### Record set
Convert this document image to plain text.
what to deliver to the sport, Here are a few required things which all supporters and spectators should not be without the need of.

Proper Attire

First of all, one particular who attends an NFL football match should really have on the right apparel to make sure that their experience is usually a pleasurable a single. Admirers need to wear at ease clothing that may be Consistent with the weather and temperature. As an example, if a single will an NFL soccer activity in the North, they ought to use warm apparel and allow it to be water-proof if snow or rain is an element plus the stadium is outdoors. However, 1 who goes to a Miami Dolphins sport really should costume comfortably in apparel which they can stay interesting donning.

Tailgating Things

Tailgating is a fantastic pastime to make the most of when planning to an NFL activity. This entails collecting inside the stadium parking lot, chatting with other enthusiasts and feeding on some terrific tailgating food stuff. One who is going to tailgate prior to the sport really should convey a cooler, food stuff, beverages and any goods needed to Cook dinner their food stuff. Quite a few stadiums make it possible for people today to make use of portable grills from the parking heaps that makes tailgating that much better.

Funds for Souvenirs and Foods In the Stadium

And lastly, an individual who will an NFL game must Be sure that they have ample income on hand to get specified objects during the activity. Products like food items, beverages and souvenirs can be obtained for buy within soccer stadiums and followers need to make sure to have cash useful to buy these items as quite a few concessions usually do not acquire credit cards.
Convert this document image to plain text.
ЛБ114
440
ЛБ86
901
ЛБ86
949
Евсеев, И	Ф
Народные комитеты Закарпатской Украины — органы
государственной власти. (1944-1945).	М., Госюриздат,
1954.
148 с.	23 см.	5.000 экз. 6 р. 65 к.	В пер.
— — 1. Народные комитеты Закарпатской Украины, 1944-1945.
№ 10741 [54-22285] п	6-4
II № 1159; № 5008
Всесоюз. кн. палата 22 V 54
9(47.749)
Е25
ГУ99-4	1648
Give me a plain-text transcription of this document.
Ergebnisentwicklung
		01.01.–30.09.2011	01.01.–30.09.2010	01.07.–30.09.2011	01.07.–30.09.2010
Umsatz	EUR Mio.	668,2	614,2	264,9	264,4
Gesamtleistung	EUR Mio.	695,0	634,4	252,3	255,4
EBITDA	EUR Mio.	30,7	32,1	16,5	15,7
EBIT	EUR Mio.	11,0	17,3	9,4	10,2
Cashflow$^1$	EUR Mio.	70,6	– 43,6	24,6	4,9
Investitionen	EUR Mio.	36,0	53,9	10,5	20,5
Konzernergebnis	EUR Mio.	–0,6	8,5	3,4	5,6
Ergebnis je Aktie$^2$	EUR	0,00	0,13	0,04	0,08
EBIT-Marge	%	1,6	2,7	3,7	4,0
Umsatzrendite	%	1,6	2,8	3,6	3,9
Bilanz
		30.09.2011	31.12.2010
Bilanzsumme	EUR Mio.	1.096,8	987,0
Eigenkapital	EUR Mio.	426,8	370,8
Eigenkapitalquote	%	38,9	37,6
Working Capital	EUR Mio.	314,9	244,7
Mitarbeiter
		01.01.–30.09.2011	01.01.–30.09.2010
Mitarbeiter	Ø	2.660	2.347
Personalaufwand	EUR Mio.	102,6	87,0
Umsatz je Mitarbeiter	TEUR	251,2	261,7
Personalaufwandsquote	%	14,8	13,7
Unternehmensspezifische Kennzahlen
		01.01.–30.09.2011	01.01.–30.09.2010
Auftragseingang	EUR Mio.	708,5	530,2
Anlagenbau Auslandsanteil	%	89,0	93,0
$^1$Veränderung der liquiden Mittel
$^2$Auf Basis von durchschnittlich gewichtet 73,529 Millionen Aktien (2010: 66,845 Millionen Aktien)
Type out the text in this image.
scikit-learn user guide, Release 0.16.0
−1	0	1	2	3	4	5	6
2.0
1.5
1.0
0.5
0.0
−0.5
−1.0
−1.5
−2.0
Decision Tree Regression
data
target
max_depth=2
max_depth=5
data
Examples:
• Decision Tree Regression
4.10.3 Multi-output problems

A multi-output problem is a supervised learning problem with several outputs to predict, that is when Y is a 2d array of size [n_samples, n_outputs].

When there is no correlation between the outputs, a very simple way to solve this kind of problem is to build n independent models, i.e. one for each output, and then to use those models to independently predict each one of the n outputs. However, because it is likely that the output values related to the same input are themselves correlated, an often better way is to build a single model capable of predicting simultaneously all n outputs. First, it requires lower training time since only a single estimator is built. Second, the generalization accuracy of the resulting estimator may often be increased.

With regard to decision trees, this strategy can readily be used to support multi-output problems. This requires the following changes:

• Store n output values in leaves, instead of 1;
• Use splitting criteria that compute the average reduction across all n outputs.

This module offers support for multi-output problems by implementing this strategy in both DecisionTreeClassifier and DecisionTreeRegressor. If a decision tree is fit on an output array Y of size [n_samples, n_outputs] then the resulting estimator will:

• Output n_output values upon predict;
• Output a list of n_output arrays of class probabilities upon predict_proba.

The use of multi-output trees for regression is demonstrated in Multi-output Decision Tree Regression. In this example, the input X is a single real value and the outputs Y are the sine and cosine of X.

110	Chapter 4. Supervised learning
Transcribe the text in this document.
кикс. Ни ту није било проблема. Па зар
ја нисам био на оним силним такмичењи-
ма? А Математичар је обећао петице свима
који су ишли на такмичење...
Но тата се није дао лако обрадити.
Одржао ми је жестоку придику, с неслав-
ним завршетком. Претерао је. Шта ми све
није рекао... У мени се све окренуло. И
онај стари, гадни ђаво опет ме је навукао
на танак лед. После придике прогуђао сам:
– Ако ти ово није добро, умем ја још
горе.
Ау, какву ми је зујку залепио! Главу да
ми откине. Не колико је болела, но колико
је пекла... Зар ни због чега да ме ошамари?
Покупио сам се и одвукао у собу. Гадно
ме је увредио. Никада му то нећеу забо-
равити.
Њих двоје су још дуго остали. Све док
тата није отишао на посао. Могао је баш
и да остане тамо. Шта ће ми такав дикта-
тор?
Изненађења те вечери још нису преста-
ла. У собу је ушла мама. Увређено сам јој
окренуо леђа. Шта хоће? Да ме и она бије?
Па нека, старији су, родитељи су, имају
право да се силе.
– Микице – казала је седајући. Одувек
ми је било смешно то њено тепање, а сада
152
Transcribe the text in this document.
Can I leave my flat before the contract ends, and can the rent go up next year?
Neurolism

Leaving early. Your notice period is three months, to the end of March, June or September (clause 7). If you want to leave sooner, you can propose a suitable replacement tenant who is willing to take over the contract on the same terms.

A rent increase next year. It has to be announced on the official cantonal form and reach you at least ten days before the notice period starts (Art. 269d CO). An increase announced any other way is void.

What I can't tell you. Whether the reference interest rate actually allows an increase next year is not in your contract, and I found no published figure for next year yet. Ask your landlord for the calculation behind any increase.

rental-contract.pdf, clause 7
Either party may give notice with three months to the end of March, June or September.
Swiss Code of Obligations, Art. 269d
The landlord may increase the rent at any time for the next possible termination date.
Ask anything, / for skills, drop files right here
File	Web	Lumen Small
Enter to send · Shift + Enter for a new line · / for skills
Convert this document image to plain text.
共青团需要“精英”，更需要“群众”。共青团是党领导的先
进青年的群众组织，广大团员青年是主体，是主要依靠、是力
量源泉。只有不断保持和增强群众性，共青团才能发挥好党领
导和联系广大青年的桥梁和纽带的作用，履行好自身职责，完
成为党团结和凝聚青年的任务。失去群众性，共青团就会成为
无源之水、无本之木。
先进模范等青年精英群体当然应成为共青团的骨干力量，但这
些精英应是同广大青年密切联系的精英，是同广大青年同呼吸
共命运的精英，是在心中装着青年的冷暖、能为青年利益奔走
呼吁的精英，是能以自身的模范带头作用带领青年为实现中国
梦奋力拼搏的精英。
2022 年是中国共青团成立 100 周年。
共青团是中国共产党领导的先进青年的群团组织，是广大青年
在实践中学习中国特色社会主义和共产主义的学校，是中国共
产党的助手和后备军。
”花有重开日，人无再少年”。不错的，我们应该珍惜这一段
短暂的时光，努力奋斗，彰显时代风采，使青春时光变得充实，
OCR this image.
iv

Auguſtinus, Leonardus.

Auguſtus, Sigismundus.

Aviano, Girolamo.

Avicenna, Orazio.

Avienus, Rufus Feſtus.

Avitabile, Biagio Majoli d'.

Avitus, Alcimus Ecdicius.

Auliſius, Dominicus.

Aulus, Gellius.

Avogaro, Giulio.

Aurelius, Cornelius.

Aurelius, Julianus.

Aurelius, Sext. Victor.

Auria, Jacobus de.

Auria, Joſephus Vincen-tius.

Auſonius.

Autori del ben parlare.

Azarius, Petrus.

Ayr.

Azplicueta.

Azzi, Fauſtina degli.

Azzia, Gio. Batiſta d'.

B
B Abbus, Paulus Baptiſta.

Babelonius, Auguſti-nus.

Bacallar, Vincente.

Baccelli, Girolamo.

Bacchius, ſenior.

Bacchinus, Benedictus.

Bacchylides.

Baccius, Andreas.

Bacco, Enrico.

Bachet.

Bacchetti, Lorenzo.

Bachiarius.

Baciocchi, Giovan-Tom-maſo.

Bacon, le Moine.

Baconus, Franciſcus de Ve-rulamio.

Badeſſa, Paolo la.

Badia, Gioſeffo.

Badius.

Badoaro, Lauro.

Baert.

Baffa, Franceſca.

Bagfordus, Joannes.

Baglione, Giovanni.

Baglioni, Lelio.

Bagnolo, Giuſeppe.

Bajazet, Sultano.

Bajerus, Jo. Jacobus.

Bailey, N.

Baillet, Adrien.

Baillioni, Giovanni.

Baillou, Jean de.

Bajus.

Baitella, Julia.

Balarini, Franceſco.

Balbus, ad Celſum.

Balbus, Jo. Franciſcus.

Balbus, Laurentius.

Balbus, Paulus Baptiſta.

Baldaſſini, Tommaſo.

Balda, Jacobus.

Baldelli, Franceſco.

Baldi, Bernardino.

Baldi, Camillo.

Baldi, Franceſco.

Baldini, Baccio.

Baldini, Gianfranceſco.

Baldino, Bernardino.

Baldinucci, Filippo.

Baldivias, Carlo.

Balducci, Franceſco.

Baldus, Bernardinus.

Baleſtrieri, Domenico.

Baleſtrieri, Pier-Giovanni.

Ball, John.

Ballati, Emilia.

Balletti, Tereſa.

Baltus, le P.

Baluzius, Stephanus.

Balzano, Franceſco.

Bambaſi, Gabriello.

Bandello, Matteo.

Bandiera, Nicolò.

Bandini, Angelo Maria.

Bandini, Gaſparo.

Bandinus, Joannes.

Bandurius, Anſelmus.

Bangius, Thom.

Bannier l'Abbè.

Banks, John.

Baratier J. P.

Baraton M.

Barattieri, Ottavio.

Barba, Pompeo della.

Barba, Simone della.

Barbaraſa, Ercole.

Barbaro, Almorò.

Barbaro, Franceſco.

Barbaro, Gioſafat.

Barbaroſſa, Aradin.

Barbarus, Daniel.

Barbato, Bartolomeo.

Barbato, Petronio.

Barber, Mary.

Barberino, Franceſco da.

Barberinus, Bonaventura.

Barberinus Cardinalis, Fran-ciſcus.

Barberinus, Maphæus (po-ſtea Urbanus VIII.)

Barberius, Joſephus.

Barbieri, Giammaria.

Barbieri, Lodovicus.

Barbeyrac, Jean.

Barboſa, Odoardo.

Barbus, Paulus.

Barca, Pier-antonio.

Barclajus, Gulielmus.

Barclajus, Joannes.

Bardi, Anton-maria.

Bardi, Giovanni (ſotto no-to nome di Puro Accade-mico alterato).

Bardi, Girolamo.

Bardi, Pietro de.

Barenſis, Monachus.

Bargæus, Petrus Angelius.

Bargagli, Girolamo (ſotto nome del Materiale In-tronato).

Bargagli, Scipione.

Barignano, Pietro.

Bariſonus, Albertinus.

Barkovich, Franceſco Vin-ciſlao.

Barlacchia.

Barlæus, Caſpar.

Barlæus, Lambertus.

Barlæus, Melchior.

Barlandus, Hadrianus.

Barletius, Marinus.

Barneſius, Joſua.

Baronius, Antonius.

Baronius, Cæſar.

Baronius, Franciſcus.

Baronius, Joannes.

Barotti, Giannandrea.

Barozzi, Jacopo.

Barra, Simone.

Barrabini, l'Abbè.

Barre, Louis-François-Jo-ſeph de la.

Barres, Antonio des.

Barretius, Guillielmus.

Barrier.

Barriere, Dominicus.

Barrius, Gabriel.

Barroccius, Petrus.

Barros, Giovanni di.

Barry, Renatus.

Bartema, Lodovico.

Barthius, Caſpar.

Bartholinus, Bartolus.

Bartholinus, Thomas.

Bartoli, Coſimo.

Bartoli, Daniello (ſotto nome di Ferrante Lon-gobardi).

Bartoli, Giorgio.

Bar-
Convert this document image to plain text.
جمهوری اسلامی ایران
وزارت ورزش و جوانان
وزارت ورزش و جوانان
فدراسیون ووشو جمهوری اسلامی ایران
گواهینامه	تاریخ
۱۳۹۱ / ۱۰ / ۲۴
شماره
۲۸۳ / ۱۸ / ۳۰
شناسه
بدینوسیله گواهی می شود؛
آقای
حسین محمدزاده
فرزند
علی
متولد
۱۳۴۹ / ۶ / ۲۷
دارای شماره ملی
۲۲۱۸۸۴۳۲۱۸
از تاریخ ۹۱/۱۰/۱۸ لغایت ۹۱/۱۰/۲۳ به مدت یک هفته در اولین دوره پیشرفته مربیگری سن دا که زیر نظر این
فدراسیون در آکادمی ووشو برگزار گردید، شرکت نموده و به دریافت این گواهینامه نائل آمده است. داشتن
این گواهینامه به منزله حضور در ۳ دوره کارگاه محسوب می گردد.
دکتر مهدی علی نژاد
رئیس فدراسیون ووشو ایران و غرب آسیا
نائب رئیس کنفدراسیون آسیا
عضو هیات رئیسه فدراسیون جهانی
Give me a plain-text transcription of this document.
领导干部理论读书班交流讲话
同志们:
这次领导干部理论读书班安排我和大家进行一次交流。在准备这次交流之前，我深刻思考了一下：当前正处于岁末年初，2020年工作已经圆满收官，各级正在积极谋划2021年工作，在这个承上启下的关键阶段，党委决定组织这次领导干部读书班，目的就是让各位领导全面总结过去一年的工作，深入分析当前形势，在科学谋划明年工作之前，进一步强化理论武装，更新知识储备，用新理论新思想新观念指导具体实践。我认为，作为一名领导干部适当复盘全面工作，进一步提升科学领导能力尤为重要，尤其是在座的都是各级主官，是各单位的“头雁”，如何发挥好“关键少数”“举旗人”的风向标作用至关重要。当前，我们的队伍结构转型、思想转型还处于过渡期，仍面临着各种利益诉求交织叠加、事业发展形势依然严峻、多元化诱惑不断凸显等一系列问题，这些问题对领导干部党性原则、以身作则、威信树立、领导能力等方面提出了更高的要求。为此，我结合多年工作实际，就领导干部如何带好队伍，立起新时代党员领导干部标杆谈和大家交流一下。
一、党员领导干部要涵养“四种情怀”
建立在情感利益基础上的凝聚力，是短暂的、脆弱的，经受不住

### Directions for this task
Copy all lines in the listing above where the string "nome" appears.

### Exercise response
Bardi, Giovanni (ſotto no-to nome di Puro Accade-mico alterato).
Bargagli, Girolamo (ſotto nome del Materiale In-tronato).
Bartoli, Daniello (ſotto nome di Ferrante Lon-gobardi).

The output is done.